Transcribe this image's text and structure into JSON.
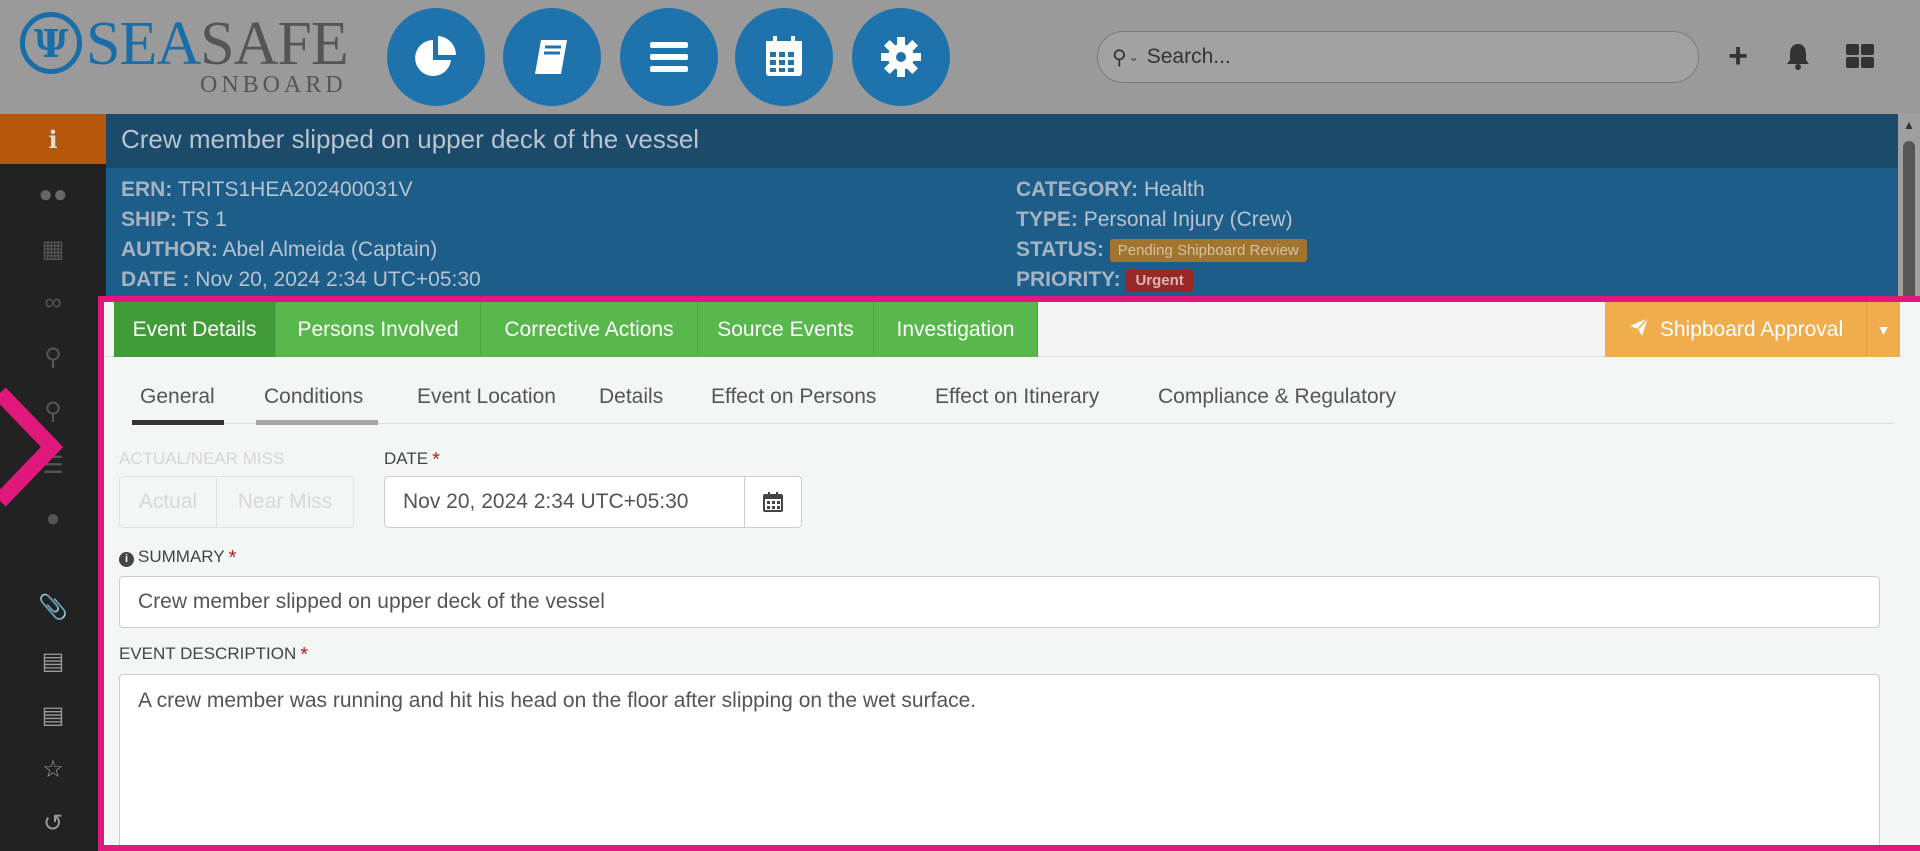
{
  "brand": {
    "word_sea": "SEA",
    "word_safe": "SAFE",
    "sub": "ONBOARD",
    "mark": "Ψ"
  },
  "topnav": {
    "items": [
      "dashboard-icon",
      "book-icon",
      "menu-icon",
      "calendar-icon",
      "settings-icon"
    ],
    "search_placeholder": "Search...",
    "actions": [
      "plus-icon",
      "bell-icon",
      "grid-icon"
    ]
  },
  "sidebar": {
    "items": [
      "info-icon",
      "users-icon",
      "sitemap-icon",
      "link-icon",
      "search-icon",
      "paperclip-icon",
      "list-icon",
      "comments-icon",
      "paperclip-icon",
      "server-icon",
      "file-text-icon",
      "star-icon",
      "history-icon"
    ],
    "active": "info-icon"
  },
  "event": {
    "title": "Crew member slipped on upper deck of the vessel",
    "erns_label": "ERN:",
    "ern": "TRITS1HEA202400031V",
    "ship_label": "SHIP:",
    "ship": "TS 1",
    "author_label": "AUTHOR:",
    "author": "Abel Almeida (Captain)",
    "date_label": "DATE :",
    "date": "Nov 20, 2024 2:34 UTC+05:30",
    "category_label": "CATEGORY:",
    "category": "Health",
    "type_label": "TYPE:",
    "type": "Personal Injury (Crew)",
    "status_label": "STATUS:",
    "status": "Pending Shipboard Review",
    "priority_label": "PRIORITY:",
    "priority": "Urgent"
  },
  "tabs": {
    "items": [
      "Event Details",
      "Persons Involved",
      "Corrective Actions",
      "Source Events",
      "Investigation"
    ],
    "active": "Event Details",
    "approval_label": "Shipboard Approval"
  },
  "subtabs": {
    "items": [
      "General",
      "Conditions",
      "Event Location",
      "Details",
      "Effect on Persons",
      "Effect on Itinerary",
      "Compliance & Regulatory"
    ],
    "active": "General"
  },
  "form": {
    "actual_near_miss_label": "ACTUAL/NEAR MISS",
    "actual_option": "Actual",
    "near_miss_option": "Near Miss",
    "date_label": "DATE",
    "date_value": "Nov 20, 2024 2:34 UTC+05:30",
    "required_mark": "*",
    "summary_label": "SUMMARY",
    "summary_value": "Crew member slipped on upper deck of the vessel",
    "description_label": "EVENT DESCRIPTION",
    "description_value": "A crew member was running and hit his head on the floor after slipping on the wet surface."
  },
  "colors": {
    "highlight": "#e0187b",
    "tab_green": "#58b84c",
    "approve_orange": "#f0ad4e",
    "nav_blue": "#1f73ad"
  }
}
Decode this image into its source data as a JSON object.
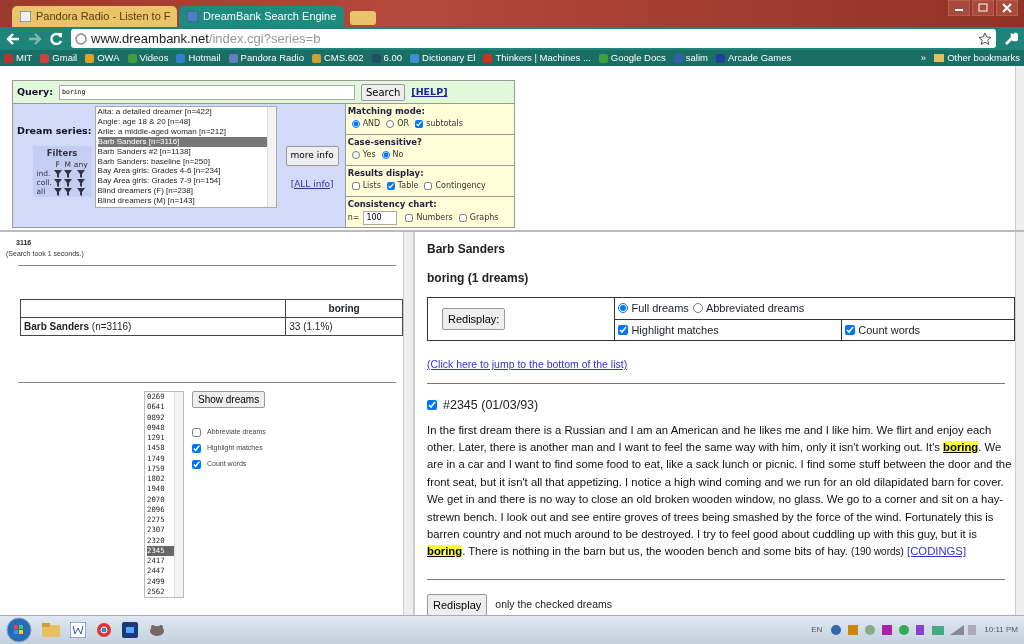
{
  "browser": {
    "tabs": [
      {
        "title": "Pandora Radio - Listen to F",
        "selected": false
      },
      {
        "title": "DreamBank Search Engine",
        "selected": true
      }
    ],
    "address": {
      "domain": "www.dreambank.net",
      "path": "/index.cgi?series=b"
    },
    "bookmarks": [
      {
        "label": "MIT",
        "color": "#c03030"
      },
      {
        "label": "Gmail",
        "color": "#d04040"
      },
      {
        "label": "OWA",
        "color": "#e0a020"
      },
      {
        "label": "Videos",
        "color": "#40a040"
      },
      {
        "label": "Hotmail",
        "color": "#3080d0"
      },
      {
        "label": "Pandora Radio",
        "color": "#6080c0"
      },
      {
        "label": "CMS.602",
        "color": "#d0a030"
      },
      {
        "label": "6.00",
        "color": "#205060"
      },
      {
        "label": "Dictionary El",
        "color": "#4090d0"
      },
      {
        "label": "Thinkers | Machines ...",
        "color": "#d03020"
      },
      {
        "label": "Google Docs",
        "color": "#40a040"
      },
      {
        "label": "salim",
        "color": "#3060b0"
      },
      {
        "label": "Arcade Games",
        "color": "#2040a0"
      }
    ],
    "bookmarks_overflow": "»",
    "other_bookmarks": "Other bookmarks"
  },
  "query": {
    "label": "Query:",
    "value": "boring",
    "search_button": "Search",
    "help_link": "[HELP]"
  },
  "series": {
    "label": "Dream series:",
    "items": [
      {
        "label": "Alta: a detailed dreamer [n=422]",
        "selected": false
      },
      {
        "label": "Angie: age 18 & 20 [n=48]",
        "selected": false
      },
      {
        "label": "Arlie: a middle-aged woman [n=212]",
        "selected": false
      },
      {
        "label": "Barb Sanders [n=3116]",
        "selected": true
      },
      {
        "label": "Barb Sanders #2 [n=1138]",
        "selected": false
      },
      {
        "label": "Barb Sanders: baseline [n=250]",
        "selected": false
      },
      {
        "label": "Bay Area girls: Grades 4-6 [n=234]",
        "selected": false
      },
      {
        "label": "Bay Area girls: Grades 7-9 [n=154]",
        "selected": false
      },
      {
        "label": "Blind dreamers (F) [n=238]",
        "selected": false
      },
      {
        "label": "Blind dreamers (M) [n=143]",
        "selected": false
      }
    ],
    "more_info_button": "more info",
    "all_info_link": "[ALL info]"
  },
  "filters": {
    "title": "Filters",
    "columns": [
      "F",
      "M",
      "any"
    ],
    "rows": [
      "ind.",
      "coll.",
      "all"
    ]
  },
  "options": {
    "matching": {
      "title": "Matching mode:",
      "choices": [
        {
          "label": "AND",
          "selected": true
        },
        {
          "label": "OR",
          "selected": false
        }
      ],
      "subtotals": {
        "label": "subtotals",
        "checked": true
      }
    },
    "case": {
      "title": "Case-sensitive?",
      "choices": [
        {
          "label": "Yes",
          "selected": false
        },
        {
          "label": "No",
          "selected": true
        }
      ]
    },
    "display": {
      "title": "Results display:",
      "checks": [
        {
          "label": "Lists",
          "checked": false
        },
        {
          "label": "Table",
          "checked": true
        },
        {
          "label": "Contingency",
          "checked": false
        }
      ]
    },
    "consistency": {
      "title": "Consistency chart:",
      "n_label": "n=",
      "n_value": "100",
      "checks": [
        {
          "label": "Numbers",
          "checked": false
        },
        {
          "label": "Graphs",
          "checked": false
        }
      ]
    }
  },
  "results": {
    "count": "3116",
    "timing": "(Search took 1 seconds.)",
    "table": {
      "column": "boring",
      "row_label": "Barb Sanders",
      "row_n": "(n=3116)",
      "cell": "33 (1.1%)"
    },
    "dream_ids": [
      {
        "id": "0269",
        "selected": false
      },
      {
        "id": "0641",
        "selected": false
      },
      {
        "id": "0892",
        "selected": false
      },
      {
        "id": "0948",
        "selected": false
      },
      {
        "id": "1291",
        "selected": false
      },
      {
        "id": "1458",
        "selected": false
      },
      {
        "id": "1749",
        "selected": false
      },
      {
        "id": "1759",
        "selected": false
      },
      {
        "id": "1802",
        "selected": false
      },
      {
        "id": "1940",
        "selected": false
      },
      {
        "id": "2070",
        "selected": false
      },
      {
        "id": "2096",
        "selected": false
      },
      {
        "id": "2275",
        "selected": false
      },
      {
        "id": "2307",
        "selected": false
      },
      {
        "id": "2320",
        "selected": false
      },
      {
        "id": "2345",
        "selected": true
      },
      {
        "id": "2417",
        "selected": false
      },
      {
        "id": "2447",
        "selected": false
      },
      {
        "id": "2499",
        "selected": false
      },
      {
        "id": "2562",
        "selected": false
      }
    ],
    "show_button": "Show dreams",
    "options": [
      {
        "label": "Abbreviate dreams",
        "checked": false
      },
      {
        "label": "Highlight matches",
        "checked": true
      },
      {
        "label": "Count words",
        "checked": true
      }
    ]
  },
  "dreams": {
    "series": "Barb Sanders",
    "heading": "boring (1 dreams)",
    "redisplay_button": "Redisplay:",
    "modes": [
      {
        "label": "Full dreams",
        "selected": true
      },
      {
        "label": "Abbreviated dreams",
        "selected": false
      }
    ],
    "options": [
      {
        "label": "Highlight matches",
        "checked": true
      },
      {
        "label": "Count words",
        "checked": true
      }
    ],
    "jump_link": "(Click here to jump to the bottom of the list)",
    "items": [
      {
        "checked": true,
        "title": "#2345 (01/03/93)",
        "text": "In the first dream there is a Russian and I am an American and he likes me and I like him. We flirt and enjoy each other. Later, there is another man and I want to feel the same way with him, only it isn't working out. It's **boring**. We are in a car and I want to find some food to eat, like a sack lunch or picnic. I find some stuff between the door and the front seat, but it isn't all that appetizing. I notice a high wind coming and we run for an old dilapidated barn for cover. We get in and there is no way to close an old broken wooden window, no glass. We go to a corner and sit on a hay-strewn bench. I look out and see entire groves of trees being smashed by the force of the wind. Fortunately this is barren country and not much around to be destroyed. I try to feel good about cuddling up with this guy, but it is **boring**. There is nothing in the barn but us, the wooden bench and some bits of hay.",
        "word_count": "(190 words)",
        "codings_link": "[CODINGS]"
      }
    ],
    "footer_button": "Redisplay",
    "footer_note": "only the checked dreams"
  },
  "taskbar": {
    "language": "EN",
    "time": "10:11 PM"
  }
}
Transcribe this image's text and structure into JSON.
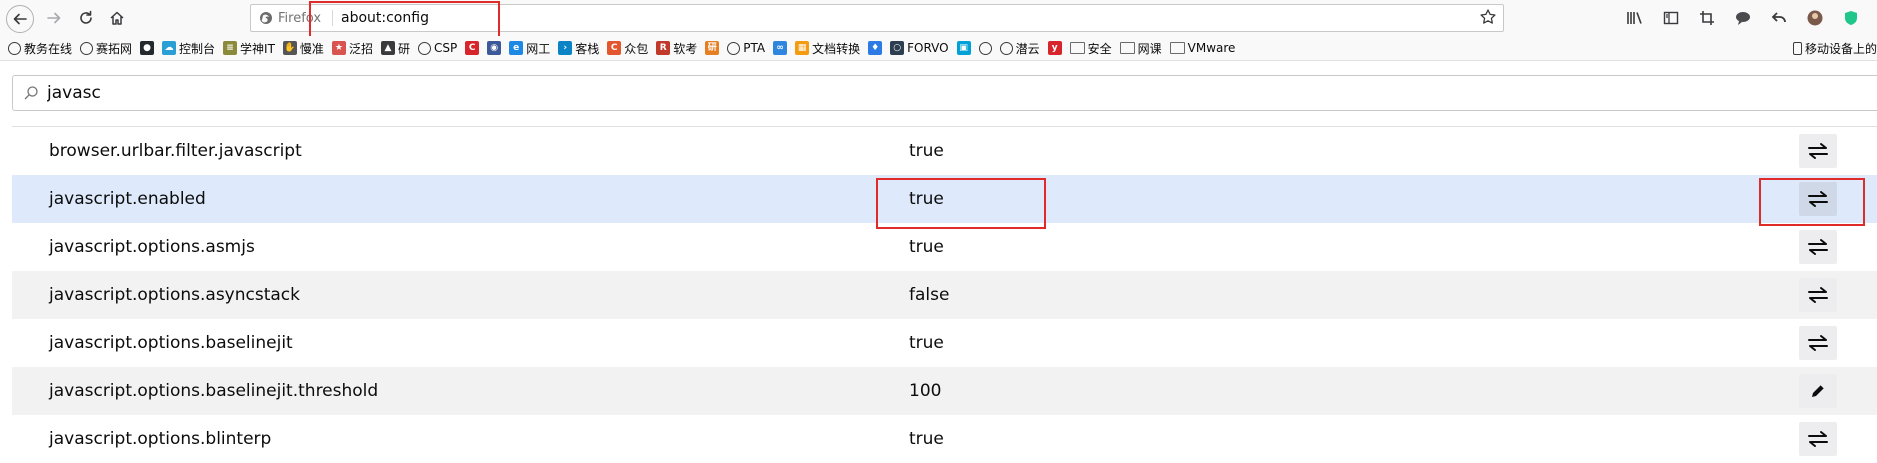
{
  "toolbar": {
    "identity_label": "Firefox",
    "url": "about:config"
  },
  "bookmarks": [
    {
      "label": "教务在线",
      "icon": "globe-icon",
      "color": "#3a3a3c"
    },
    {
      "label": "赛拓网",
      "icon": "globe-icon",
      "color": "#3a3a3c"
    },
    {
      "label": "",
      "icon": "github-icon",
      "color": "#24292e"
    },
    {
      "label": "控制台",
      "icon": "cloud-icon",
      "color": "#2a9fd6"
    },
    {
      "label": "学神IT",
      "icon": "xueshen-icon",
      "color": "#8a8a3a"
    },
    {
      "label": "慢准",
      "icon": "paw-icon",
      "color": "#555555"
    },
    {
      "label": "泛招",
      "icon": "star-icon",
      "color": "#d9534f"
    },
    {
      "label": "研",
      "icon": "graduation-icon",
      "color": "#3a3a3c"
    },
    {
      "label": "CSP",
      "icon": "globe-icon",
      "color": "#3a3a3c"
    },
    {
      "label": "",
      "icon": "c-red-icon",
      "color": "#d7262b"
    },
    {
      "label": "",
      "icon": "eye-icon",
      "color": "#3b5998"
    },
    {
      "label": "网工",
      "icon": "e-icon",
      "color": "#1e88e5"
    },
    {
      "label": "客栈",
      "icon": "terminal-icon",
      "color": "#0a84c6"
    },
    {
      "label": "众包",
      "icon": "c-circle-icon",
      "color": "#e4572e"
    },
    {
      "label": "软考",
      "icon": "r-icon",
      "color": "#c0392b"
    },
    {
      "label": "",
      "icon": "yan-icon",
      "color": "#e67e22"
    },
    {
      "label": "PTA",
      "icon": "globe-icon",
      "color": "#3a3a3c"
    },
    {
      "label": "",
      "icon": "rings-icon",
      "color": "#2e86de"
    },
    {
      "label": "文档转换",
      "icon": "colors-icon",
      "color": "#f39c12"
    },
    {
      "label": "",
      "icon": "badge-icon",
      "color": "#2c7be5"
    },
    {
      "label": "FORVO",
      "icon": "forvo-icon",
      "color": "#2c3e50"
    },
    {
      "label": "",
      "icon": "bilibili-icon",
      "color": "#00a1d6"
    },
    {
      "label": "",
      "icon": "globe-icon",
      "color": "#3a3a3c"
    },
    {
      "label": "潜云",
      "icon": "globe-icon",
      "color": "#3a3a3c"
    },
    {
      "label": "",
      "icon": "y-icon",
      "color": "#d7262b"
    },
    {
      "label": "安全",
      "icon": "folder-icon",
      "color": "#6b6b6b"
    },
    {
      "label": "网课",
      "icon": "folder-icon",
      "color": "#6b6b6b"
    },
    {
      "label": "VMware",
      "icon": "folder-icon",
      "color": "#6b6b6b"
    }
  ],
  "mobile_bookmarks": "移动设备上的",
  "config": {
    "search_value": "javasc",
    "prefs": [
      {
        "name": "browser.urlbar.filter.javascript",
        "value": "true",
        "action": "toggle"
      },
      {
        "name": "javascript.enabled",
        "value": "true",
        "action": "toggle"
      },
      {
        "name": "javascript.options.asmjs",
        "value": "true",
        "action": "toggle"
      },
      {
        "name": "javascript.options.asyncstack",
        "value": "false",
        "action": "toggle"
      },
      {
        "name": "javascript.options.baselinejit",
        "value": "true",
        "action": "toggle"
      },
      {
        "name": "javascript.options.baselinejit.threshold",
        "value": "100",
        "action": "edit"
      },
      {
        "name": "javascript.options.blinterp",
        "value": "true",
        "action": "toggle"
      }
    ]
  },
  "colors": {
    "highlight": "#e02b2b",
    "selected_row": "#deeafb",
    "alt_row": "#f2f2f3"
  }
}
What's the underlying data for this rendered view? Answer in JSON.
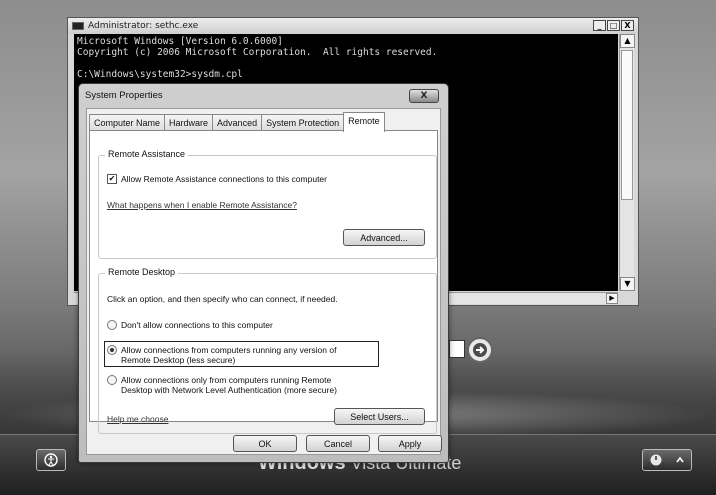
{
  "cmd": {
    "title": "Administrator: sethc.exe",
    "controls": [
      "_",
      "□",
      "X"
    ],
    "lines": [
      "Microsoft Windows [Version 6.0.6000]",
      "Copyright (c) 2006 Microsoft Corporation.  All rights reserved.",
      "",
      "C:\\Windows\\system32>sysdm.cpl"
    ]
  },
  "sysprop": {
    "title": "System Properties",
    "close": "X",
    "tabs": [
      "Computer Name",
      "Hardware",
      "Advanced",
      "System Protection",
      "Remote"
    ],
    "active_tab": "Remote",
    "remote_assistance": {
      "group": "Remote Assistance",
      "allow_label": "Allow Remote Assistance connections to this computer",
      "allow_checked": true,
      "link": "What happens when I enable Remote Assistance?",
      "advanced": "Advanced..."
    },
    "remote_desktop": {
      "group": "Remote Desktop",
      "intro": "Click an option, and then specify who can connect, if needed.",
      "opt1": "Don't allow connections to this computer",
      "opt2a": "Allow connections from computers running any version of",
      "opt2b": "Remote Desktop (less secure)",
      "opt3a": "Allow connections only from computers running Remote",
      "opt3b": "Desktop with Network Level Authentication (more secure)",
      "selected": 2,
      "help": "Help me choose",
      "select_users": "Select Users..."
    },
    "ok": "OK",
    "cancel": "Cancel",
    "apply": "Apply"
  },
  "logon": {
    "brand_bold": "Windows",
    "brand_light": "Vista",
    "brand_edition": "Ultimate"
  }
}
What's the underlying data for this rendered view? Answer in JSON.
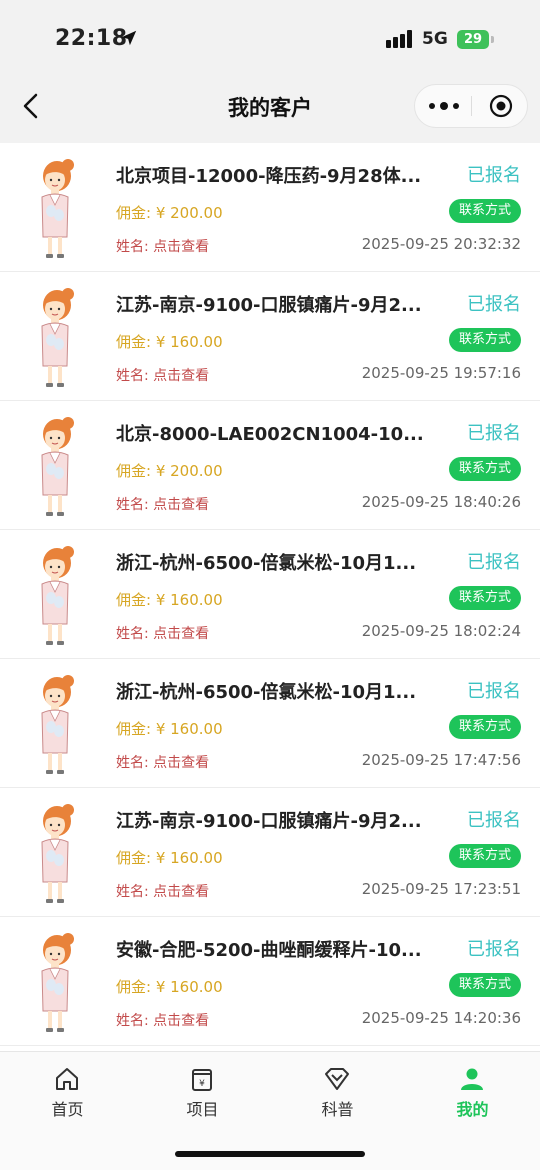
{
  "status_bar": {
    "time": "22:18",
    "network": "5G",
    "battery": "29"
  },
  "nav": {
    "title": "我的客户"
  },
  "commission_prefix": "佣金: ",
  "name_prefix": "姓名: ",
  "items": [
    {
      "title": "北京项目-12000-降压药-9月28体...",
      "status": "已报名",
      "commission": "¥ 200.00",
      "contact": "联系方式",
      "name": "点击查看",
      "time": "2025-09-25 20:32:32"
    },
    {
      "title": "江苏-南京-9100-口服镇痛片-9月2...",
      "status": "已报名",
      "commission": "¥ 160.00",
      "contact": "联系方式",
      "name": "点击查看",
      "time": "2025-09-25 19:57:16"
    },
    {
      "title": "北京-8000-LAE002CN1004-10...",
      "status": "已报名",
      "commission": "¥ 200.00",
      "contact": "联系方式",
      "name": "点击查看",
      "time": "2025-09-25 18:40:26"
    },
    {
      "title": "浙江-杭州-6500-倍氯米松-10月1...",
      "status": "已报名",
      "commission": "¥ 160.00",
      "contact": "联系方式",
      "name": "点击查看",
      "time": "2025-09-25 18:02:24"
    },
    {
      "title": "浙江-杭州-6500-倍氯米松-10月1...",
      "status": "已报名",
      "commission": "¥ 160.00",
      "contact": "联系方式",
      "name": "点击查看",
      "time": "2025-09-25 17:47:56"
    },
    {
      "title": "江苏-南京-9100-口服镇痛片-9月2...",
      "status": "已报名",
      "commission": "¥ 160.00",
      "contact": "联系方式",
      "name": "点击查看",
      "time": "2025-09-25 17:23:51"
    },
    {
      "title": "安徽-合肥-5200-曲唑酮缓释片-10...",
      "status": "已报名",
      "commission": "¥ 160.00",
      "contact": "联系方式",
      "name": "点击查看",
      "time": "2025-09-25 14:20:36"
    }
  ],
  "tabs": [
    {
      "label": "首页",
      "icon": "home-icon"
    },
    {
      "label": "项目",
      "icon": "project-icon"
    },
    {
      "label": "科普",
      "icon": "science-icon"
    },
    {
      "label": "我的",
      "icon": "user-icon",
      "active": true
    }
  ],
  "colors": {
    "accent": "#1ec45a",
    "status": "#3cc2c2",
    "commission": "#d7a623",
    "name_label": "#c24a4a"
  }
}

_Your goal_
In the listing above, locate each line with "Windows" and copy it.

_Answer_
      "Microsoft Windows [Version 6.0.6000]",
      "C:\\Windows\\system32>sysdm.cpl"
    "brand_bold": "Windows",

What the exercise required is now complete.